### Short exercise
Your task is to copy every record exactly.

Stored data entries
'''

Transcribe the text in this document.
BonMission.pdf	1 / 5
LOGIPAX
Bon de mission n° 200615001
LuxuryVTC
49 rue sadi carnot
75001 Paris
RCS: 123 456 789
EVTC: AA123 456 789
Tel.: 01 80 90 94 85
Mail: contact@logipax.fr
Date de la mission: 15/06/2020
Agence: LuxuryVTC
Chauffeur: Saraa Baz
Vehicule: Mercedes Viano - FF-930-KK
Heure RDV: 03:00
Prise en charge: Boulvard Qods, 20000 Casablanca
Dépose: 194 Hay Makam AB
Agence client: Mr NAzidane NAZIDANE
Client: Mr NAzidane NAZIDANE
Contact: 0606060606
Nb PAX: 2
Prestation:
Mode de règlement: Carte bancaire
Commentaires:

'''

### Response
Transcribe the text in this document.
BonMission.pdf	1 / 5
LOGIPAX
Bon de mission n° 200615001
LuxuryVTC
49 rue sadi carnot
75001 Paris
RCS: 123 456 789
EVTC: AA123 456 789
Tel.: 01 80 90 94 85
Mail: contact@logipax.fr
Date de la mission: 15/06/2020
Agence: LuxuryVTC
Chauffeur: Saraa Baz
Vehicule: Mercedes Viano - FF-930-KK
Heure RDV: 03:00
Prise en charge: Boulvard Qods, 20000 Casablanca
Dépose: 194 Hay Makam AB
Agence client: Mr NAzidane NAZIDANE
Client: Mr NAzidane NAZIDANE
Contact: 0606060606
Nb PAX: 2
Prestation:
Mode de règlement: Carte bancaire
Commentaires:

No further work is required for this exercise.